# Start of Materials provided
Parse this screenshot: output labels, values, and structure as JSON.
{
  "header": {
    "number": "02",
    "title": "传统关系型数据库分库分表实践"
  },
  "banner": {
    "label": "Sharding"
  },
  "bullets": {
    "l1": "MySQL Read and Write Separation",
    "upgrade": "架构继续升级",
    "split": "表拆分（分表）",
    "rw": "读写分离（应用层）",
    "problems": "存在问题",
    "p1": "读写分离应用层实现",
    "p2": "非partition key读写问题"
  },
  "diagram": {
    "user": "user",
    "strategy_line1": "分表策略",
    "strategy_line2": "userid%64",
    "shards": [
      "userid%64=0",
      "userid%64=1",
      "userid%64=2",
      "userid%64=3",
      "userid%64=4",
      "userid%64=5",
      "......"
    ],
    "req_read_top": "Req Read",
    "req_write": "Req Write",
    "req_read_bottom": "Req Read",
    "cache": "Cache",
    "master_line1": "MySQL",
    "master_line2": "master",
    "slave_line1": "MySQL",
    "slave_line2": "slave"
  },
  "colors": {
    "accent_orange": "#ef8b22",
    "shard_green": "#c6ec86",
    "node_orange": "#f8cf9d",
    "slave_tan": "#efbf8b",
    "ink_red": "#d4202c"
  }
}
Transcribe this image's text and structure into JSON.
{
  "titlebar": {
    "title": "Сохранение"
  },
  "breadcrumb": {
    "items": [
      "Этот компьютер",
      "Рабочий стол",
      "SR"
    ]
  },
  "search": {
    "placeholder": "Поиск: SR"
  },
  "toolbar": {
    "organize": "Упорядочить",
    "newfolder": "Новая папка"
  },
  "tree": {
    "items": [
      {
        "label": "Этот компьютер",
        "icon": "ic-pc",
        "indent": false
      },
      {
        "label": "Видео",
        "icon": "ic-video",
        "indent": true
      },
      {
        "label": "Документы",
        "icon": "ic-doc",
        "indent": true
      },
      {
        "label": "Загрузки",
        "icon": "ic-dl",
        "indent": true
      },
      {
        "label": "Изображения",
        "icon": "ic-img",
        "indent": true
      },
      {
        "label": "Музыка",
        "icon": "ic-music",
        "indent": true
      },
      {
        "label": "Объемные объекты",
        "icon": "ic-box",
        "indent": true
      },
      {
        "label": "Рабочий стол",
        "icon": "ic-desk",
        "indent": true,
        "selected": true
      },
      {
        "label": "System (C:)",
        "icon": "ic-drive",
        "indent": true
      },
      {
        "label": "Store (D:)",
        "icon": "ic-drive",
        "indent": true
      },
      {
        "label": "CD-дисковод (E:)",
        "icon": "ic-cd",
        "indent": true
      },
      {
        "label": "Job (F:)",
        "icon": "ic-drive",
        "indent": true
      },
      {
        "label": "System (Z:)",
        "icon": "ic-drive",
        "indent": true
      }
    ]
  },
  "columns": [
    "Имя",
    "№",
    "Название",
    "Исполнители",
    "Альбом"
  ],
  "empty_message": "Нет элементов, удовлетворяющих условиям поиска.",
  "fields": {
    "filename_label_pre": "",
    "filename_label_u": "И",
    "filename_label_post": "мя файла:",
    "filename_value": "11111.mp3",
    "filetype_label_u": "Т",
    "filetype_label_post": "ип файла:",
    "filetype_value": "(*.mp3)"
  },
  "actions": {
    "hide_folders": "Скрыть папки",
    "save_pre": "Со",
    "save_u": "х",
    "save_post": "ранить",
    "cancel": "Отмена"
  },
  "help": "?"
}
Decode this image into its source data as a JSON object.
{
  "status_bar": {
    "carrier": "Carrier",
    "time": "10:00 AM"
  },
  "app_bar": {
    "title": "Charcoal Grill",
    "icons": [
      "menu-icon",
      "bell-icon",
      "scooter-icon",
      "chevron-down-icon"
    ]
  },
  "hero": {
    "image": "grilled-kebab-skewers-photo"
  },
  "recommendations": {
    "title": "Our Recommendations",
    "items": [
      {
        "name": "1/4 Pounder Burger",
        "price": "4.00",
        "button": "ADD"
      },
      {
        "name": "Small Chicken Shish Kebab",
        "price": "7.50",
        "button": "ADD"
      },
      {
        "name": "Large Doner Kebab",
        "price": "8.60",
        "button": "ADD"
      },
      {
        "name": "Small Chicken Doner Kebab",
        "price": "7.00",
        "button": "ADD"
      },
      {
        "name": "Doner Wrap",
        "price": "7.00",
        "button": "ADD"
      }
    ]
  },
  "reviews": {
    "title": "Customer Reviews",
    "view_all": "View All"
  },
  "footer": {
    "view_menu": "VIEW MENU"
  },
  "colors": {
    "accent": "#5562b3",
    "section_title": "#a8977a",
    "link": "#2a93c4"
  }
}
# End of Materials provided
**Stated task**
Emit the full listing verbatim.

**Response to this exercise**
Parse this screenshot: output labels, values, and structure as JSON.
{
  "header": {
    "number": "02",
    "title": "传统关系型数据库分库分表实践"
  },
  "banner": {
    "label": "Sharding"
  },
  "bullets": {
    "l1": "MySQL Read and Write Separation",
    "upgrade": "架构继续升级",
    "split": "表拆分（分表）",
    "rw": "读写分离（应用层）",
    "problems": "存在问题",
    "p1": "读写分离应用层实现",
    "p2": "非partition key读写问题"
  },
  "diagram": {
    "user": "user",
    "strategy_line1": "分表策略",
    "strategy_line2": "userid%64",
    "shards": [
      "userid%64=0",
      "userid%64=1",
      "userid%64=2",
      "userid%64=3",
      "userid%64=4",
      "userid%64=5",
      "......"
    ],
    "req_read_top": "Req Read",
    "req_write": "Req Write",
    "req_read_bottom": "Req Read",
    "cache": "Cache",
    "master_line1": "MySQL",
    "master_line2": "master",
    "slave_line1": "MySQL",
    "slave_line2": "slave"
  },
  "colors": {
    "accent_orange": "#ef8b22",
    "shard_green": "#c6ec86",
    "node_orange": "#f8cf9d",
    "slave_tan": "#efbf8b",
    "ink_red": "#d4202c"
  }
}
Transcribe this image's text and structure into JSON.
{
  "titlebar": {
    "title": "Сохранение"
  },
  "breadcrumb": {
    "items": [
      "Этот компьютер",
      "Рабочий стол",
      "SR"
    ]
  },
  "search": {
    "placeholder": "Поиск: SR"
  },
  "toolbar": {
    "organize": "Упорядочить",
    "newfolder": "Новая папка"
  },
  "tree": {
    "items": [
      {
        "label": "Этот компьютер",
        "icon": "ic-pc",
        "indent": false
      },
      {
        "label": "Видео",
        "icon": "ic-video",
        "indent": true
      },
      {
        "label": "Документы",
        "icon": "ic-doc",
        "indent": true
      },
      {
        "label": "Загрузки",
        "icon": "ic-dl",
        "indent": true
      },
      {
        "label": "Изображения",
        "icon": "ic-img",
        "indent": true
      },
      {
        "label": "Музыка",
        "icon": "ic-music",
        "indent": true
      },
      {
        "label": "Объемные объекты",
        "icon": "ic-box",
        "indent": true
      },
      {
        "label": "Рабочий стол",
        "icon": "ic-desk",
        "indent": true,
        "selected": true
      },
      {
        "label": "System (C:)",
        "icon": "ic-drive",
        "indent": true
      },
      {
        "label": "Store (D:)",
        "icon": "ic-drive",
        "indent": true
      },
      {
        "label": "CD-дисковод (E:)",
        "icon": "ic-cd",
        "indent": true
      },
      {
        "label": "Job (F:)",
        "icon": "ic-drive",
        "indent": true
      },
      {
        "label": "System (Z:)",
        "icon": "ic-drive",
        "indent": true
      }
    ]
  },
  "columns": [
    "Имя",
    "№",
    "Название",
    "Исполнители",
    "Альбом"
  ],
  "empty_message": "Нет элементов, удовлетворяющих условиям поиска.",
  "fields": {
    "filename_label_pre": "",
    "filename_label_u": "И",
    "filename_label_post": "мя файла:",
    "filename_value": "11111.mp3",
    "filetype_label_u": "Т",
    "filetype_label_post": "ип файла:",
    "filetype_value": "(*.mp3)"
  },
  "actions": {
    "hide_folders": "Скрыть папки",
    "save_pre": "Со",
    "save_u": "х",
    "save_post": "ранить",
    "cancel": "Отмена"
  },
  "help": "?"
}
Decode this image into its source data as a JSON object.
{
  "status_bar": {
    "carrier": "Carrier",
    "time": "10:00 AM"
  },
  "app_bar": {
    "title": "Charcoal Grill",
    "icons": [
      "menu-icon",
      "bell-icon",
      "scooter-icon",
      "chevron-down-icon"
    ]
  },
  "hero": {
    "image": "grilled-kebab-skewers-photo"
  },
  "recommendations": {
    "title": "Our Recommendations",
    "items": [
      {
        "name": "1/4 Pounder Burger",
        "price": "4.00",
        "button": "ADD"
      },
      {
        "name": "Small Chicken Shish Kebab",
        "price": "7.50",
        "button": "ADD"
      },
      {
        "name": "Large Doner Kebab",
        "price": "8.60",
        "button": "ADD"
      },
      {
        "name": "Small Chicken Doner Kebab",
        "price": "7.00",
        "button": "ADD"
      },
      {
        "name": "Doner Wrap",
        "price": "7.00",
        "button": "ADD"
      }
    ]
  },
  "reviews": {
    "title": "Customer Reviews",
    "view_all": "View All"
  },
  "footer": {
    "view_menu": "VIEW MENU"
  },
  "colors": {
    "accent": "#5562b3",
    "section_title": "#a8977a",
    "link": "#2a93c4"
  }
}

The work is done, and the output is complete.